Gather all lines from the material that contain the word "rabbit".

## MATERIAL TO PROCESS
_____

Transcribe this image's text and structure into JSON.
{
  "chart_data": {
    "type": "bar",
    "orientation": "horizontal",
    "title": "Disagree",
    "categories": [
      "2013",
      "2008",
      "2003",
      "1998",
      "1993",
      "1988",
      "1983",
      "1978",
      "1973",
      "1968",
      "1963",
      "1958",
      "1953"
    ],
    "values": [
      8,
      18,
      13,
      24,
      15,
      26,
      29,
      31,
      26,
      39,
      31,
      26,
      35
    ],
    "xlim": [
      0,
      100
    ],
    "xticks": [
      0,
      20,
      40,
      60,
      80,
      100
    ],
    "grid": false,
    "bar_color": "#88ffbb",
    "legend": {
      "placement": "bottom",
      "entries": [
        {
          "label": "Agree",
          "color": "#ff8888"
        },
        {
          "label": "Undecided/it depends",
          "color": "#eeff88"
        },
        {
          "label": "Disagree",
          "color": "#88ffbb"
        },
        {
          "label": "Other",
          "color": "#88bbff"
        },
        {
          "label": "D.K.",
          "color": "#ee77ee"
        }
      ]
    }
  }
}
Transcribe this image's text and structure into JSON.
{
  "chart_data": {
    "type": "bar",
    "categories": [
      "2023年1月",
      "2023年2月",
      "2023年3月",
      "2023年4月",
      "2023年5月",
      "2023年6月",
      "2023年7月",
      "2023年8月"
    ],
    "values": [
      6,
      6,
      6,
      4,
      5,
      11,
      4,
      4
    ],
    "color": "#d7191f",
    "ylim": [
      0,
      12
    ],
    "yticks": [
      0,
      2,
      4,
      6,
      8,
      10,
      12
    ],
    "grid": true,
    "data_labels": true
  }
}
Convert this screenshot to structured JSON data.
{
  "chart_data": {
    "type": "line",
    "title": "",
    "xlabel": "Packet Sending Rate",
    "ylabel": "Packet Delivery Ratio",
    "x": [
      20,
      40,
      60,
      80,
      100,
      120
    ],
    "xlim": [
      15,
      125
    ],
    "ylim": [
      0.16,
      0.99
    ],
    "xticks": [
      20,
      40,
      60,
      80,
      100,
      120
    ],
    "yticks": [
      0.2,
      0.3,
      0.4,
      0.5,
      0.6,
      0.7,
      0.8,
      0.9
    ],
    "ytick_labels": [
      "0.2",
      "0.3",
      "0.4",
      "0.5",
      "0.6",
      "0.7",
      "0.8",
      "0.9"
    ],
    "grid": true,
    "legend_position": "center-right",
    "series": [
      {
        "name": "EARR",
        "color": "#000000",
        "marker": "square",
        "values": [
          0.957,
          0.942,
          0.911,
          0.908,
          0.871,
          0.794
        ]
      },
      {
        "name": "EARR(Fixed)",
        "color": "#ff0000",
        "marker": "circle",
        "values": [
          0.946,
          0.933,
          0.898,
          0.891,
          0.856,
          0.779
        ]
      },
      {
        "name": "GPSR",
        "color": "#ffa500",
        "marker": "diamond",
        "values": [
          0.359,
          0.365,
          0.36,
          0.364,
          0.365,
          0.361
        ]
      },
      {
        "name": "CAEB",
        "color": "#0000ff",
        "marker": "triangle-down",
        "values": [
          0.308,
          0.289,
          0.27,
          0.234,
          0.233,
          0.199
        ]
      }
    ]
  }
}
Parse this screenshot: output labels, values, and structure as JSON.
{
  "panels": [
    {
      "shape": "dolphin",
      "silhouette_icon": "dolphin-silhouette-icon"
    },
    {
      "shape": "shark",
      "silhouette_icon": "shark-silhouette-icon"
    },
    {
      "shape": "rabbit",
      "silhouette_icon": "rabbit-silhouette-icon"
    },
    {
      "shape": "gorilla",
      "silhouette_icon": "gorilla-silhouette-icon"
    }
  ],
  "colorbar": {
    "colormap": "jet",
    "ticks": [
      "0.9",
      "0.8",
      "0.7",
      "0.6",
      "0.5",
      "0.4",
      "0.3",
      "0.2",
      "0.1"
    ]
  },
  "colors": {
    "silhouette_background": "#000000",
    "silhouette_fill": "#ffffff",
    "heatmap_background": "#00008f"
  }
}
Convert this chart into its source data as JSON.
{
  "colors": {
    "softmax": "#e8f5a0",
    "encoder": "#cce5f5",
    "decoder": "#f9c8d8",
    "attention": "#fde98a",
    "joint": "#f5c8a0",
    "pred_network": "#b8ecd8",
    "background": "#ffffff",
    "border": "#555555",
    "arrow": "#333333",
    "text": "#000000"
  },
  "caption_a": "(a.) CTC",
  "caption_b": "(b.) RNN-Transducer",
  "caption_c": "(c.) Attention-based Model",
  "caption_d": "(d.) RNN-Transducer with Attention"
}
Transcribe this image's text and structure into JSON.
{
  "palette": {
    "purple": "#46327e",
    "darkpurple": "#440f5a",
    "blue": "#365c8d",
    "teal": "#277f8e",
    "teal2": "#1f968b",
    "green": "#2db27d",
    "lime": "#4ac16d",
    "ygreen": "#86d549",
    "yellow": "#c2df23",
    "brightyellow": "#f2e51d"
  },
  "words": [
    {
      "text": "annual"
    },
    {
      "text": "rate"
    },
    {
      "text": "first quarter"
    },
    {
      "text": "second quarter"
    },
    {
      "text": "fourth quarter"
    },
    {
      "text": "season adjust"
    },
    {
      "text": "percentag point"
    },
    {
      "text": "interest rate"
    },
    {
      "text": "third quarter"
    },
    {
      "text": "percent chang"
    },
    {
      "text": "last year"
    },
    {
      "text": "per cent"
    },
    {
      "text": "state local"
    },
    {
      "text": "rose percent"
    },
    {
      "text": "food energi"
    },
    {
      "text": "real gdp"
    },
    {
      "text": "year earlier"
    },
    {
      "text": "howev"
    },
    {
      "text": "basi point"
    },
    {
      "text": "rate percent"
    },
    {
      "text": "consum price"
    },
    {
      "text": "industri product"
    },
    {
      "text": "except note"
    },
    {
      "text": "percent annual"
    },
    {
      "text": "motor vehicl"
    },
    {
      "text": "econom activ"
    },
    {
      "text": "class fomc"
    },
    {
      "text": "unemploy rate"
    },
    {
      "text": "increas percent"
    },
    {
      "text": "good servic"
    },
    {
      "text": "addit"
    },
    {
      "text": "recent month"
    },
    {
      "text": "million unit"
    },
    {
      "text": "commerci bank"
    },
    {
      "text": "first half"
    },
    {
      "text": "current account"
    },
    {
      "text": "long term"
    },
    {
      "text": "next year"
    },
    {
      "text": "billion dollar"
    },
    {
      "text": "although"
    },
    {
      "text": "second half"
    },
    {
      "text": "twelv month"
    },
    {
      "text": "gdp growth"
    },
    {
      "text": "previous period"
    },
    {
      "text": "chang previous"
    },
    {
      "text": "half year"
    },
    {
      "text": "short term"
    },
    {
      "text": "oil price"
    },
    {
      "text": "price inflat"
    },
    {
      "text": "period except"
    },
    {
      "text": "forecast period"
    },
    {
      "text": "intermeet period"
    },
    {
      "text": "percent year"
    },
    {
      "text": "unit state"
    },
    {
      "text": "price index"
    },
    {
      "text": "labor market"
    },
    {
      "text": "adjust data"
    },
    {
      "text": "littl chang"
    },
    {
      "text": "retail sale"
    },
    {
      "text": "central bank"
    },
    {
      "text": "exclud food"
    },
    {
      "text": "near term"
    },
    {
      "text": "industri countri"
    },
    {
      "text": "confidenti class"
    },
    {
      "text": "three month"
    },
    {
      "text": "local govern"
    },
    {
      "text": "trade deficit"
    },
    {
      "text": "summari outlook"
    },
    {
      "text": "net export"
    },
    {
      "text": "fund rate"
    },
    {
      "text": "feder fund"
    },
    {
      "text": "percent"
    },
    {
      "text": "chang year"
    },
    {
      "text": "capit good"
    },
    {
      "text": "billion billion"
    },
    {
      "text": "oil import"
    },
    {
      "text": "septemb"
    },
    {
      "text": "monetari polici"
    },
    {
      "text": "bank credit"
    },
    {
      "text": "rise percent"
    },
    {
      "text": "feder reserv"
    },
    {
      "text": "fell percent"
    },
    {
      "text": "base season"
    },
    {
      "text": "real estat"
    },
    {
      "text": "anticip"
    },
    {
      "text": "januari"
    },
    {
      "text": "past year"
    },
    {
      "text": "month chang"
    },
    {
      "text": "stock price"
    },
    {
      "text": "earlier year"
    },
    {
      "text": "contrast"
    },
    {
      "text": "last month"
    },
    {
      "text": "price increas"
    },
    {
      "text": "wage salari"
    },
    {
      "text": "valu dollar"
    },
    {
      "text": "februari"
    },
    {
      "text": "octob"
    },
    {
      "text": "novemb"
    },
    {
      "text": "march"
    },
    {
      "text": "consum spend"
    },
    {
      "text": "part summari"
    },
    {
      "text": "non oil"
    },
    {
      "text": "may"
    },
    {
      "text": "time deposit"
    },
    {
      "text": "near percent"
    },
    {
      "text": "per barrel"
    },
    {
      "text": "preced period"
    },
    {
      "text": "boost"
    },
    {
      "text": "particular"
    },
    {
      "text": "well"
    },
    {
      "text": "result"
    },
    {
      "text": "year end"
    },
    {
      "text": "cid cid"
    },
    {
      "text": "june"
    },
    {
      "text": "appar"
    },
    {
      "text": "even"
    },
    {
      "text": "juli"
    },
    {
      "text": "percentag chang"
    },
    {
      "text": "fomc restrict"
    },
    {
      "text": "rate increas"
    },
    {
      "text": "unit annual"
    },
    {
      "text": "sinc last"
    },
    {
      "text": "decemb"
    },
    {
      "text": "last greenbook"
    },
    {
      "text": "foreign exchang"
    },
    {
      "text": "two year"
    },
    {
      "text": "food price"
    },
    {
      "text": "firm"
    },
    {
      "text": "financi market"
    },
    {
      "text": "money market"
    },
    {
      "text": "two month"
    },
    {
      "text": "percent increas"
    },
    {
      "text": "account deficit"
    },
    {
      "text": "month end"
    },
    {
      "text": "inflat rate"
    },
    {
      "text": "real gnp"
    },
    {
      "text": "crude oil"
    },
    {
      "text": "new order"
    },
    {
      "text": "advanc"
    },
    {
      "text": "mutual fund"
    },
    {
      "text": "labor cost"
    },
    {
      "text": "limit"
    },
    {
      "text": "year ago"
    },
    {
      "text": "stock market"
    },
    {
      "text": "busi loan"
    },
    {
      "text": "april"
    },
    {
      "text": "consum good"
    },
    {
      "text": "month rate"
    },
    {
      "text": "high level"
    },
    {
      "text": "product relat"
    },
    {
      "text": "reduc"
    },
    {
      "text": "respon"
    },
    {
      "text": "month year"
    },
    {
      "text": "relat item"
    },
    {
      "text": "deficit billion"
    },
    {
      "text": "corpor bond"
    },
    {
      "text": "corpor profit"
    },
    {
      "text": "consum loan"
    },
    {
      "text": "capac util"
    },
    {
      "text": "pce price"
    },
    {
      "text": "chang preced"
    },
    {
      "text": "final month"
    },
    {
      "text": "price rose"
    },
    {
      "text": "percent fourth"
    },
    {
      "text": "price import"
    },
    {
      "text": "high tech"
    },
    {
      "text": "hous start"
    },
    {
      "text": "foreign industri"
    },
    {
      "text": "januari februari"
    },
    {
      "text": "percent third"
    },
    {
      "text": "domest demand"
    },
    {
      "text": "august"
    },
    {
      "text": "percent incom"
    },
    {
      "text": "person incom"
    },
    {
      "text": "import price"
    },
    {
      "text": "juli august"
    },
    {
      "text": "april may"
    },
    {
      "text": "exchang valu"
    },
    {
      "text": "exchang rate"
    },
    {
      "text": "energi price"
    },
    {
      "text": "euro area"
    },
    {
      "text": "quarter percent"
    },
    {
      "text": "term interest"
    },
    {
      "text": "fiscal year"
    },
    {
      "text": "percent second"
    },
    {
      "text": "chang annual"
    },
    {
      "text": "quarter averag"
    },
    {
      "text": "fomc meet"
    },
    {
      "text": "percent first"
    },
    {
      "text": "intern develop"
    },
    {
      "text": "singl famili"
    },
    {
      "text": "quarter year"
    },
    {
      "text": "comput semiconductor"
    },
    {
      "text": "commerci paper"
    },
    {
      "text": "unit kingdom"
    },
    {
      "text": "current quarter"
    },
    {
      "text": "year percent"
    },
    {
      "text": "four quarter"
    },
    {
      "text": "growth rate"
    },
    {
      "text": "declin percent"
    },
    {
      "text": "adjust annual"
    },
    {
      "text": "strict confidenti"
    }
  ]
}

_____

## RESULT FOR THIS TASK
      "shape": "rabbit",
      "silhouette_icon": "rabbit-silhouette-icon"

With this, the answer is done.